(Dataset rows about figures)

- - -

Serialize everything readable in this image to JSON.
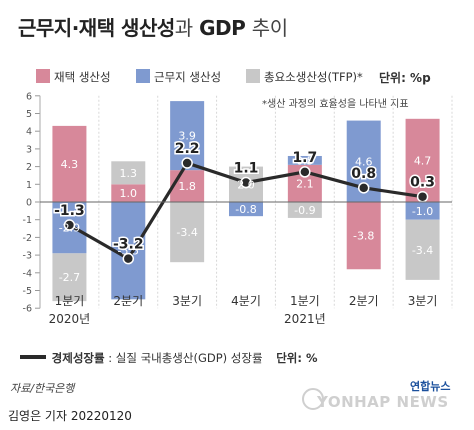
{
  "title": {
    "main": "근무지·재택 생산성",
    "connector": "과",
    "gdp": "GDP",
    "suffix": "추이"
  },
  "legend": {
    "items": [
      {
        "name": "재택 생산성",
        "color": "#d7889a"
      },
      {
        "name": "근무지 생산성",
        "color": "#7f9ad0"
      },
      {
        "name": "총요소생산성(TFP)*",
        "color": "#c8c8c8"
      }
    ],
    "unit": "단위: %p",
    "note": "*생산 과정의 효율성을 나타낸 지표"
  },
  "bottom_legend": {
    "label": "경제성장률",
    "desc": ": 실질 국내총생산(GDP) 성장률",
    "unit": "단위: %"
  },
  "source": "자료/한국은행",
  "credit": "김영은 기자  20220120",
  "logo": {
    "kr": "연합뉴스",
    "en": "YONHAP NEWS"
  },
  "chart_data": {
    "type": "bar",
    "categories": [
      "1분기",
      "2분기",
      "3분기",
      "4분기",
      "1분기",
      "2분기",
      "3분기"
    ],
    "year_labels": [
      {
        "index": 0,
        "label": "2020년"
      },
      {
        "index": 4,
        "label": "2021년"
      }
    ],
    "ylim": [
      -6,
      6
    ],
    "yticks": [
      -6,
      -5,
      -4,
      -3,
      -2,
      -1,
      0,
      1,
      2,
      3,
      4,
      5,
      6
    ],
    "grid": true,
    "series": [
      {
        "name": "재택 생산성",
        "values": [
          4.3,
          1.0,
          1.8,
          0.0,
          2.1,
          -3.8,
          4.7
        ],
        "labels": [
          "4.3",
          "1.0",
          "1.8",
          "",
          "2.1",
          "-3.8",
          "4.7"
        ],
        "color": "#d7889a"
      },
      {
        "name": "근무지 생산성",
        "values": [
          -2.9,
          -5.5,
          3.9,
          -0.8,
          0.5,
          4.6,
          -1.0
        ],
        "labels": [
          "-2.9",
          "-5.5",
          "3.9",
          "-0.8",
          "0.5",
          "4.6",
          "-1.0"
        ],
        "color": "#7f9ad0"
      },
      {
        "name": "총요소생산성(TFP)*",
        "values": [
          -2.7,
          1.3,
          -3.4,
          2.0,
          -0.9,
          0.0,
          -3.4
        ],
        "labels": [
          "-2.7",
          "1.3",
          "-3.4",
          "2.0",
          "-0.9",
          "",
          "-3.4"
        ],
        "color": "#c8c8c8"
      }
    ],
    "line": {
      "name": "경제성장률",
      "values": [
        -1.3,
        -3.2,
        2.2,
        1.1,
        1.7,
        0.8,
        0.3
      ],
      "labels": [
        "-1.3",
        "-3.2",
        "2.2",
        "1.1",
        "1.7",
        "0.8",
        "0.3"
      ],
      "color": "#2a2a2a"
    }
  }
}
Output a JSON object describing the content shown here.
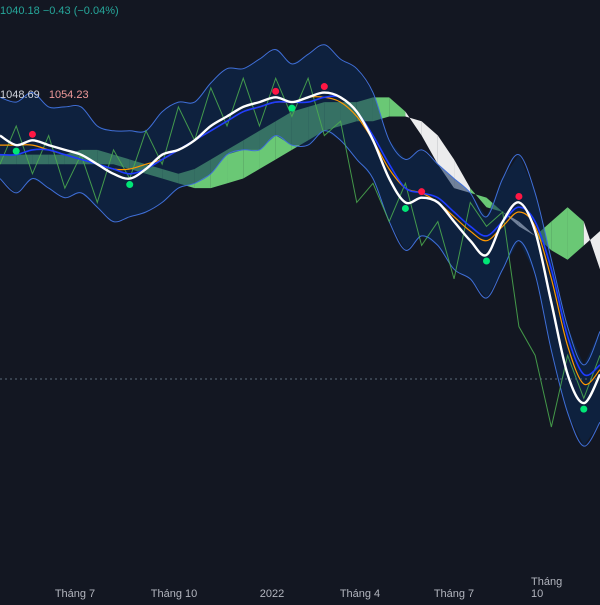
{
  "header": {
    "price_line": "1040.18  −0.43 (−0.04%)",
    "indicator_values": [
      "1048.69",
      "1054.23"
    ]
  },
  "colors": {
    "background": "#131722",
    "price": "#ffffff",
    "ma_blue": "#1e3cff",
    "ma_orange": "#ff9800",
    "envelope": "#3f6fd8",
    "lagging": "#4caf50",
    "cloud_bull": "#6fd27a",
    "cloud_bear": "#ffffff",
    "signal_buy": "#00e676",
    "signal_sell": "#ff1744"
  },
  "chart_data": {
    "type": "line",
    "x_tick_labels": [
      "Tháng 7",
      "Tháng 10",
      "2022",
      "Tháng 4",
      "Tháng 7",
      "Tháng 10"
    ],
    "y_axis_visible": false,
    "grid": false,
    "legend": "none",
    "series": [
      {
        "values": [
          10,
          8,
          9,
          8,
          7,
          6,
          4,
          2,
          1,
          3,
          6,
          7,
          9,
          12,
          14,
          16,
          17,
          18,
          17,
          18,
          19,
          18,
          15,
          9,
          1,
          -4,
          -3,
          -4,
          -8,
          -12,
          -15,
          -8,
          -4,
          -10,
          -25,
          -40,
          -46,
          -40
        ]
      },
      {
        "values": [
          6,
          6,
          7,
          7,
          6,
          5,
          4,
          3,
          2,
          3,
          5,
          7,
          9,
          11,
          13,
          15,
          16,
          17,
          17,
          17,
          18,
          18,
          15,
          10,
          4,
          -1,
          -2,
          -3,
          -6,
          -9,
          -11,
          -8,
          -5,
          -8,
          -18,
          -32,
          -40,
          -38
        ]
      },
      {
        "values": [
          8,
          8,
          8,
          7,
          6,
          5,
          4,
          3,
          3,
          4,
          5,
          7,
          9,
          11,
          13,
          15,
          16,
          17,
          17,
          18,
          18,
          17,
          14,
          9,
          3,
          -1,
          -2,
          -4,
          -7,
          -10,
          -12,
          -9,
          -6,
          -9,
          -20,
          -34,
          -42,
          -39
        ]
      }
    ],
    "x_min": 0,
    "x_max": 37,
    "y_range": [
      -60,
      30
    ]
  }
}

- - -

Objective
Every line is to be duplicated exactly, though pictures stay out.

The output
Serialize everything readable in this image to JSON.
{
  "title": {
    "main": "근무지·재택 생산성",
    "connector": "과",
    "gdp": "GDP",
    "suffix": "추이"
  },
  "legend": {
    "items": [
      {
        "name": "재택 생산성",
        "color": "#d7889a"
      },
      {
        "name": "근무지 생산성",
        "color": "#7f9ad0"
      },
      {
        "name": "총요소생산성(TFP)*",
        "color": "#c8c8c8"
      }
    ],
    "unit": "단위: %p",
    "note": "*생산 과정의 효율성을 나타낸 지표"
  },
  "bottom_legend": {
    "label": "경제성장률",
    "desc": ": 실질 국내총생산(GDP) 성장률",
    "unit": "단위: %"
  },
  "source": "자료/한국은행",
  "credit": "김영은 기자  20220120",
  "logo": {
    "kr": "연합뉴스",
    "en": "YONHAP NEWS"
  },
  "chart_data": {
    "type": "bar",
    "categories": [
      "1분기",
      "2분기",
      "3분기",
      "4분기",
      "1분기",
      "2분기",
      "3분기"
    ],
    "year_labels": [
      {
        "index": 0,
        "label": "2020년"
      },
      {
        "index": 4,
        "label": "2021년"
      }
    ],
    "ylim": [
      -6,
      6
    ],
    "yticks": [
      -6,
      -5,
      -4,
      -3,
      -2,
      -1,
      0,
      1,
      2,
      3,
      4,
      5,
      6
    ],
    "grid": true,
    "series": [
      {
        "name": "재택 생산성",
        "values": [
          4.3,
          1.0,
          1.8,
          0.0,
          2.1,
          -3.8,
          4.7
        ],
        "labels": [
          "4.3",
          "1.0",
          "1.8",
          "",
          "2.1",
          "-3.8",
          "4.7"
        ],
        "color": "#d7889a"
      },
      {
        "name": "근무지 생산성",
        "values": [
          -2.9,
          -5.5,
          3.9,
          -0.8,
          0.5,
          4.6,
          -1.0
        ],
        "labels": [
          "-2.9",
          "-5.5",
          "3.9",
          "-0.8",
          "0.5",
          "4.6",
          "-1.0"
        ],
        "color": "#7f9ad0"
      },
      {
        "name": "총요소생산성(TFP)*",
        "values": [
          -2.7,
          1.3,
          -3.4,
          2.0,
          -0.9,
          0.0,
          -3.4
        ],
        "labels": [
          "-2.7",
          "1.3",
          "-3.4",
          "2.0",
          "-0.9",
          "",
          "-3.4"
        ],
        "color": "#c8c8c8"
      }
    ],
    "line": {
      "name": "경제성장률",
      "values": [
        -1.3,
        -3.2,
        2.2,
        1.1,
        1.7,
        0.8,
        0.3
      ],
      "labels": [
        "-1.3",
        "-3.2",
        "2.2",
        "1.1",
        "1.7",
        "0.8",
        "0.3"
      ],
      "color": "#2a2a2a"
    }
  }
}
Output a JSON object describing the content shown here.
{
  "header": {
    "price_line": "1040.18  −0.43 (−0.04%)",
    "indicator_values": [
      "1048.69",
      "1054.23"
    ]
  },
  "colors": {
    "background": "#131722",
    "price": "#ffffff",
    "ma_blue": "#1e3cff",
    "ma_orange": "#ff9800",
    "envelope": "#3f6fd8",
    "lagging": "#4caf50",
    "cloud_bull": "#6fd27a",
    "cloud_bear": "#ffffff",
    "signal_buy": "#00e676",
    "signal_sell": "#ff1744"
  },
  "chart_data": {
    "type": "line",
    "x_tick_labels": [
      "Tháng 7",
      "Tháng 10",
      "2022",
      "Tháng 4",
      "Tháng 7",
      "Tháng 10"
    ],
    "y_axis_visible": false,
    "grid": false,
    "legend": "none",
    "series": [
      {
        "values": [
          10,
          8,
          9,
          8,
          7,
          6,
          4,
          2,
          1,
          3,
          6,
          7,
          9,
          12,
          14,
          16,
          17,
          18,
          17,
          18,
          19,
          18,
          15,
          9,
          1,
          -4,
          -3,
          -4,
          -8,
          -12,
          -15,
          -8,
          -4,
          -10,
          -25,
          -40,
          -46,
          -40
        ]
      },
      {
        "values": [
          6,
          6,
          7,
          7,
          6,
          5,
          4,
          3,
          2,
          3,
          5,
          7,
          9,
          11,
          13,
          15,
          16,
          17,
          17,
          17,
          18,
          18,
          15,
          10,
          4,
          -1,
          -2,
          -3,
          -6,
          -9,
          -11,
          -8,
          -5,
          -8,
          -18,
          -32,
          -40,
          -38
        ]
      },
      {
        "values": [
          8,
          8,
          8,
          7,
          6,
          5,
          4,
          3,
          3,
          4,
          5,
          7,
          9,
          11,
          13,
          15,
          16,
          17,
          17,
          18,
          18,
          17,
          14,
          9,
          3,
          -1,
          -2,
          -4,
          -7,
          -10,
          -12,
          -9,
          -6,
          -9,
          -20,
          -34,
          -42,
          -39
        ]
      }
    ],
    "x_min": 0,
    "x_max": 37,
    "y_range": [
      -60,
      30
    ]
  }
}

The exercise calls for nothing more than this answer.